[Records]

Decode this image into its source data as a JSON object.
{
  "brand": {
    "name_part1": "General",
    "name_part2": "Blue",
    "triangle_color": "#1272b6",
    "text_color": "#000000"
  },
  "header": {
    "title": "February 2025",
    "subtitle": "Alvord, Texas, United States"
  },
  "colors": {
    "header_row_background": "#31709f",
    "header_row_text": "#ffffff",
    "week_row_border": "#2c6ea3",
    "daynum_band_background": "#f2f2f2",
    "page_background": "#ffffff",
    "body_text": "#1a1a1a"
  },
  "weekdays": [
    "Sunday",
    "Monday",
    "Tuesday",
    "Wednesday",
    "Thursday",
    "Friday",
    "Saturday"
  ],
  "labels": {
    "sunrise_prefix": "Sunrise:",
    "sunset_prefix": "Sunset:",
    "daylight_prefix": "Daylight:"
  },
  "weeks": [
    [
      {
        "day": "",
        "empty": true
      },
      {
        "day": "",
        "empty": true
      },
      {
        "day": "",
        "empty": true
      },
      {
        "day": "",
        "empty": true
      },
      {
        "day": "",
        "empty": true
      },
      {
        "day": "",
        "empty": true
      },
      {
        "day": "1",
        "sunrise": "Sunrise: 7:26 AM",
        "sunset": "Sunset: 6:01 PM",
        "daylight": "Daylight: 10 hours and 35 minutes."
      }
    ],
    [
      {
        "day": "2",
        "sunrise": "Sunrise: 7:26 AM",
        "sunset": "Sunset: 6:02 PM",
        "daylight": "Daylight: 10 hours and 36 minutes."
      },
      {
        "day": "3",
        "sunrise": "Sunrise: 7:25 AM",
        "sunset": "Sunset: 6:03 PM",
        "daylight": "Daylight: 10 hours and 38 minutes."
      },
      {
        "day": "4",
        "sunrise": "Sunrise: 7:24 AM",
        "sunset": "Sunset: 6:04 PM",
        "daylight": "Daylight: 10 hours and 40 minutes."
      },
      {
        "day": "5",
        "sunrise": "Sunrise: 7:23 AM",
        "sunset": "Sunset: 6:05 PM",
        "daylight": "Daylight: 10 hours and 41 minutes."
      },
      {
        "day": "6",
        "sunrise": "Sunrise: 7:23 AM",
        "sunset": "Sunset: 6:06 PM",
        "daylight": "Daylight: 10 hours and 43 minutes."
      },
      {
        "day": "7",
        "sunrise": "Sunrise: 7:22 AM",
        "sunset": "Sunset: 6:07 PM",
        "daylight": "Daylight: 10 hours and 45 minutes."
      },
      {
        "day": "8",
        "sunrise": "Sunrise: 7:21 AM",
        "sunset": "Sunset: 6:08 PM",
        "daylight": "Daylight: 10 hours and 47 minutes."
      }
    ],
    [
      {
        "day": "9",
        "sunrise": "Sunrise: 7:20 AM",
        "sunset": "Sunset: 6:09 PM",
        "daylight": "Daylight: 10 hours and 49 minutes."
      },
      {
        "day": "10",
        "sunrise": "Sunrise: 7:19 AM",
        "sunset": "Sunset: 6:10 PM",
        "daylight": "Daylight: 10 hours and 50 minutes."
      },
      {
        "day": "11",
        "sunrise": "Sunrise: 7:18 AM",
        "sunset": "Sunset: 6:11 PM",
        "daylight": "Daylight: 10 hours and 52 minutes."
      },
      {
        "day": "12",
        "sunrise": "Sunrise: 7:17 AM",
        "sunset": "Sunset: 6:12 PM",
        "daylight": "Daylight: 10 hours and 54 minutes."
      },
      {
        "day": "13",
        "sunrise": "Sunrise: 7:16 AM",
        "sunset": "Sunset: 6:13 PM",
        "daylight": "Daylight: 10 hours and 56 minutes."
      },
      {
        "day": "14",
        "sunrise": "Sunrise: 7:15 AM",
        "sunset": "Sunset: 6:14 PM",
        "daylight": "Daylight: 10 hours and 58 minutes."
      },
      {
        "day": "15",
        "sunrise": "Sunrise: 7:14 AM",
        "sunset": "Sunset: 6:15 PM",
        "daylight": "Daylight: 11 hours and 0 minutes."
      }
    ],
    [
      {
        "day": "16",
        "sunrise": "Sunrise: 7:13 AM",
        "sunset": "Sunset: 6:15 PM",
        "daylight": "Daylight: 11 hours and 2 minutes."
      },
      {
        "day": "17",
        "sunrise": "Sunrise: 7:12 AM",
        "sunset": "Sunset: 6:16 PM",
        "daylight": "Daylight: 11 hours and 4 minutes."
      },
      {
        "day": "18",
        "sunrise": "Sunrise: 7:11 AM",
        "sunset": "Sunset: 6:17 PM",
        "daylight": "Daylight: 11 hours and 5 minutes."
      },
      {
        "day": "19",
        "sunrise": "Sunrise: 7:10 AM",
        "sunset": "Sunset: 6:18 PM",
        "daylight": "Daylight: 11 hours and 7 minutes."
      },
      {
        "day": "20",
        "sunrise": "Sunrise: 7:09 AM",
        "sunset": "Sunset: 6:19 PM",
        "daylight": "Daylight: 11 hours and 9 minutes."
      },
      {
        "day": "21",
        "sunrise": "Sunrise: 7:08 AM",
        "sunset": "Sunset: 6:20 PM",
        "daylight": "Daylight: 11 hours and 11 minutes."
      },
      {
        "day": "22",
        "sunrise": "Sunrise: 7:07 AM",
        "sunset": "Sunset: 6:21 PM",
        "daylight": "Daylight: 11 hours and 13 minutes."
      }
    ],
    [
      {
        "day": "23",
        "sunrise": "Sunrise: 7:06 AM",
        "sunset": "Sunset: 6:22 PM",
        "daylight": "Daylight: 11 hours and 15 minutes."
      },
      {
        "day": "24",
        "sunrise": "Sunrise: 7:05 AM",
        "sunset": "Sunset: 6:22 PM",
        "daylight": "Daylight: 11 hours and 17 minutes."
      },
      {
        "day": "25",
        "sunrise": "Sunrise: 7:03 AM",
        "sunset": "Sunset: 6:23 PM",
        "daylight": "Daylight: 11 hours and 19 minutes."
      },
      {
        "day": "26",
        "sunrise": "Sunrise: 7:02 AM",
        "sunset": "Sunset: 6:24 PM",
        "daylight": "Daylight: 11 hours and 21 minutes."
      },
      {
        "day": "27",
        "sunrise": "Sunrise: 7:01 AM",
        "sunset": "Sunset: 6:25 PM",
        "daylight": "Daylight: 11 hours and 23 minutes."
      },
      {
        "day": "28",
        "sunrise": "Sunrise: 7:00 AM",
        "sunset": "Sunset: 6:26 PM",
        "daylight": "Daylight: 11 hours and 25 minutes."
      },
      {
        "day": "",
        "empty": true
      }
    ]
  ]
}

▶ **Exercise directions**
Extract the full listing and reproduce each line exactly.

▶ **Result of this task**
Decode this image into its source data as a JSON object.
{
  "brand": {
    "name_part1": "General",
    "name_part2": "Blue",
    "triangle_color": "#1272b6",
    "text_color": "#000000"
  },
  "header": {
    "title": "February 2025",
    "subtitle": "Alvord, Texas, United States"
  },
  "colors": {
    "header_row_background": "#31709f",
    "header_row_text": "#ffffff",
    "week_row_border": "#2c6ea3",
    "daynum_band_background": "#f2f2f2",
    "page_background": "#ffffff",
    "body_text": "#1a1a1a"
  },
  "weekdays": [
    "Sunday",
    "Monday",
    "Tuesday",
    "Wednesday",
    "Thursday",
    "Friday",
    "Saturday"
  ],
  "labels": {
    "sunrise_prefix": "Sunrise:",
    "sunset_prefix": "Sunset:",
    "daylight_prefix": "Daylight:"
  },
  "weeks": [
    [
      {
        "day": "",
        "empty": true
      },
      {
        "day": "",
        "empty": true
      },
      {
        "day": "",
        "empty": true
      },
      {
        "day": "",
        "empty": true
      },
      {
        "day": "",
        "empty": true
      },
      {
        "day": "",
        "empty": true
      },
      {
        "day": "1",
        "sunrise": "Sunrise: 7:26 AM",
        "sunset": "Sunset: 6:01 PM",
        "daylight": "Daylight: 10 hours and 35 minutes."
      }
    ],
    [
      {
        "day": "2",
        "sunrise": "Sunrise: 7:26 AM",
        "sunset": "Sunset: 6:02 PM",
        "daylight": "Daylight: 10 hours and 36 minutes."
      },
      {
        "day": "3",
        "sunrise": "Sunrise: 7:25 AM",
        "sunset": "Sunset: 6:03 PM",
        "daylight": "Daylight: 10 hours and 38 minutes."
      },
      {
        "day": "4",
        "sunrise": "Sunrise: 7:24 AM",
        "sunset": "Sunset: 6:04 PM",
        "daylight": "Daylight: 10 hours and 40 minutes."
      },
      {
        "day": "5",
        "sunrise": "Sunrise: 7:23 AM",
        "sunset": "Sunset: 6:05 PM",
        "daylight": "Daylight: 10 hours and 41 minutes."
      },
      {
        "day": "6",
        "sunrise": "Sunrise: 7:23 AM",
        "sunset": "Sunset: 6:06 PM",
        "daylight": "Daylight: 10 hours and 43 minutes."
      },
      {
        "day": "7",
        "sunrise": "Sunrise: 7:22 AM",
        "sunset": "Sunset: 6:07 PM",
        "daylight": "Daylight: 10 hours and 45 minutes."
      },
      {
        "day": "8",
        "sunrise": "Sunrise: 7:21 AM",
        "sunset": "Sunset: 6:08 PM",
        "daylight": "Daylight: 10 hours and 47 minutes."
      }
    ],
    [
      {
        "day": "9",
        "sunrise": "Sunrise: 7:20 AM",
        "sunset": "Sunset: 6:09 PM",
        "daylight": "Daylight: 10 hours and 49 minutes."
      },
      {
        "day": "10",
        "sunrise": "Sunrise: 7:19 AM",
        "sunset": "Sunset: 6:10 PM",
        "daylight": "Daylight: 10 hours and 50 minutes."
      },
      {
        "day": "11",
        "sunrise": "Sunrise: 7:18 AM",
        "sunset": "Sunset: 6:11 PM",
        "daylight": "Daylight: 10 hours and 52 minutes."
      },
      {
        "day": "12",
        "sunrise": "Sunrise: 7:17 AM",
        "sunset": "Sunset: 6:12 PM",
        "daylight": "Daylight: 10 hours and 54 minutes."
      },
      {
        "day": "13",
        "sunrise": "Sunrise: 7:16 AM",
        "sunset": "Sunset: 6:13 PM",
        "daylight": "Daylight: 10 hours and 56 minutes."
      },
      {
        "day": "14",
        "sunrise": "Sunrise: 7:15 AM",
        "sunset": "Sunset: 6:14 PM",
        "daylight": "Daylight: 10 hours and 58 minutes."
      },
      {
        "day": "15",
        "sunrise": "Sunrise: 7:14 AM",
        "sunset": "Sunset: 6:15 PM",
        "daylight": "Daylight: 11 hours and 0 minutes."
      }
    ],
    [
      {
        "day": "16",
        "sunrise": "Sunrise: 7:13 AM",
        "sunset": "Sunset: 6:15 PM",
        "daylight": "Daylight: 11 hours and 2 minutes."
      },
      {
        "day": "17",
        "sunrise": "Sunrise: 7:12 AM",
        "sunset": "Sunset: 6:16 PM",
        "daylight": "Daylight: 11 hours and 4 minutes."
      },
      {
        "day": "18",
        "sunrise": "Sunrise: 7:11 AM",
        "sunset": "Sunset: 6:17 PM",
        "daylight": "Daylight: 11 hours and 5 minutes."
      },
      {
        "day": "19",
        "sunrise": "Sunrise: 7:10 AM",
        "sunset": "Sunset: 6:18 PM",
        "daylight": "Daylight: 11 hours and 7 minutes."
      },
      {
        "day": "20",
        "sunrise": "Sunrise: 7:09 AM",
        "sunset": "Sunset: 6:19 PM",
        "daylight": "Daylight: 11 hours and 9 minutes."
      },
      {
        "day": "21",
        "sunrise": "Sunrise: 7:08 AM",
        "sunset": "Sunset: 6:20 PM",
        "daylight": "Daylight: 11 hours and 11 minutes."
      },
      {
        "day": "22",
        "sunrise": "Sunrise: 7:07 AM",
        "sunset": "Sunset: 6:21 PM",
        "daylight": "Daylight: 11 hours and 13 minutes."
      }
    ],
    [
      {
        "day": "23",
        "sunrise": "Sunrise: 7:06 AM",
        "sunset": "Sunset: 6:22 PM",
        "daylight": "Daylight: 11 hours and 15 minutes."
      },
      {
        "day": "24",
        "sunrise": "Sunrise: 7:05 AM",
        "sunset": "Sunset: 6:22 PM",
        "daylight": "Daylight: 11 hours and 17 minutes."
      },
      {
        "day": "25",
        "sunrise": "Sunrise: 7:03 AM",
        "sunset": "Sunset: 6:23 PM",
        "daylight": "Daylight: 11 hours and 19 minutes."
      },
      {
        "day": "26",
        "sunrise": "Sunrise: 7:02 AM",
        "sunset": "Sunset: 6:24 PM",
        "daylight": "Daylight: 11 hours and 21 minutes."
      },
      {
        "day": "27",
        "sunrise": "Sunrise: 7:01 AM",
        "sunset": "Sunset: 6:25 PM",
        "daylight": "Daylight: 11 hours and 23 minutes."
      },
      {
        "day": "28",
        "sunrise": "Sunrise: 7:00 AM",
        "sunset": "Sunset: 6:26 PM",
        "daylight": "Daylight: 11 hours and 25 minutes."
      },
      {
        "day": "",
        "empty": true
      }
    ]
  ]
}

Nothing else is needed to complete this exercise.